→ **Exercise goal**:
Find the lines that hold the word "title" and return them.

— Start —

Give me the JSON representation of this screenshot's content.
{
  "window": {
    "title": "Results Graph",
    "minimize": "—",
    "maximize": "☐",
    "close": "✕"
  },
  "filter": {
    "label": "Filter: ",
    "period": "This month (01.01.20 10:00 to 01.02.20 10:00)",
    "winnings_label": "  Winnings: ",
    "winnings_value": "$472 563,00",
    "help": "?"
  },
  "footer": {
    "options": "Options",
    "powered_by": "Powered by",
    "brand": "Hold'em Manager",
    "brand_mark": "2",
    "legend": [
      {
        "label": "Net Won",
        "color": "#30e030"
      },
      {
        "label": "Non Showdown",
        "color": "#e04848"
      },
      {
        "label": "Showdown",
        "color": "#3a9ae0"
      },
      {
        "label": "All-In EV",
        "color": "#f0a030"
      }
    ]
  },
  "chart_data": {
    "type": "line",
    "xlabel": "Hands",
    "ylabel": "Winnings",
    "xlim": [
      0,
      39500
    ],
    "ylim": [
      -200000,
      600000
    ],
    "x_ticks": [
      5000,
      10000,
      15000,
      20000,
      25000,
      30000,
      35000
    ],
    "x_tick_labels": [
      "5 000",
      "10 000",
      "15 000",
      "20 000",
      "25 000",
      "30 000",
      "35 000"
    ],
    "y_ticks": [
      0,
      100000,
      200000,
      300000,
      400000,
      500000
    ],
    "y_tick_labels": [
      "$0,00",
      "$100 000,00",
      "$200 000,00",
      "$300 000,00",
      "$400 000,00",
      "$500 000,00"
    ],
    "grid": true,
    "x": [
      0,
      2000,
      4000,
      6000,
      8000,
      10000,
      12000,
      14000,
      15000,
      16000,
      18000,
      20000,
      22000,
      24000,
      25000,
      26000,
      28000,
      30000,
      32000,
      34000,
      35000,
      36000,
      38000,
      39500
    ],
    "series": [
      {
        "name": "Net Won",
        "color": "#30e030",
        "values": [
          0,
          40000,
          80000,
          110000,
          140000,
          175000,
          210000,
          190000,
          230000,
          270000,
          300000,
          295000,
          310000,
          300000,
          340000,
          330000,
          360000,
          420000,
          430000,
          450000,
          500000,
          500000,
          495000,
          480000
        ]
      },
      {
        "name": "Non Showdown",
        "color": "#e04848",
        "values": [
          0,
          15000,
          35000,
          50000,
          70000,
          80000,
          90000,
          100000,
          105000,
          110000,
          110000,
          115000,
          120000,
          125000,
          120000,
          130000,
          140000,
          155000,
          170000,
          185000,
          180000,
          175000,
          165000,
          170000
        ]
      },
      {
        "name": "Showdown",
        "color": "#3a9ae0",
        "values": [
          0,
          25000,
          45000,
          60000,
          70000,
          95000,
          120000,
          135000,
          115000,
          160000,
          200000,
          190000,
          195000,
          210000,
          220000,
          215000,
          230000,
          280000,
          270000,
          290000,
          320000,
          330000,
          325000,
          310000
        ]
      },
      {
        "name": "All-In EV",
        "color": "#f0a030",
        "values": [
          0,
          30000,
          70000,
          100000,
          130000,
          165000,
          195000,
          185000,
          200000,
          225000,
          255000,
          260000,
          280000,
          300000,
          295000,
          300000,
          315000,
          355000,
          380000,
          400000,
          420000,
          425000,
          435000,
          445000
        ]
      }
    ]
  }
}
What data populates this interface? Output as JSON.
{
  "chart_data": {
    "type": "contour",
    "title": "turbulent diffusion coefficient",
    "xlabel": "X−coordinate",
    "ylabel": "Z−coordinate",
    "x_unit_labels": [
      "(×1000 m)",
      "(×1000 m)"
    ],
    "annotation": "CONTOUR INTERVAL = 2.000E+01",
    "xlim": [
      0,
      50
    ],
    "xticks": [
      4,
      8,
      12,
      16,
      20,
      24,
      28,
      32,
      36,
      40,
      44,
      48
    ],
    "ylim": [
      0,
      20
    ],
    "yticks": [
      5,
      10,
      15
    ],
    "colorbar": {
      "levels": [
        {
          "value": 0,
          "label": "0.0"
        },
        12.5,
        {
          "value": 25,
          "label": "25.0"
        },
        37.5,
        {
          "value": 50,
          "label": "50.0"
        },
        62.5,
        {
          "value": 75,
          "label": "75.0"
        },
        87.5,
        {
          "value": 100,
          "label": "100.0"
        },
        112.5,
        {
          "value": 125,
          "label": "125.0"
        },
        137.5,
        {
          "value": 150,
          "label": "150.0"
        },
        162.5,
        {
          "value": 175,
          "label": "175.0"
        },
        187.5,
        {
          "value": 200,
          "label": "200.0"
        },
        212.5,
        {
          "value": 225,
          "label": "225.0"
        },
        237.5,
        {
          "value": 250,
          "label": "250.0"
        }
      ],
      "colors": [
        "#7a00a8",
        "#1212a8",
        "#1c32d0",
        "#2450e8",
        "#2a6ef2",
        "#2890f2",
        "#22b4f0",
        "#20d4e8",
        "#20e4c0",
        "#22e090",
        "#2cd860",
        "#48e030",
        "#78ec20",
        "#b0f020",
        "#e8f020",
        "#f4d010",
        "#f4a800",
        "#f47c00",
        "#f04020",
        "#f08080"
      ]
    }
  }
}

— End —

→ **Response**:
    "title": "Results Graph",
    "title": "turbulent diffusion coefficient",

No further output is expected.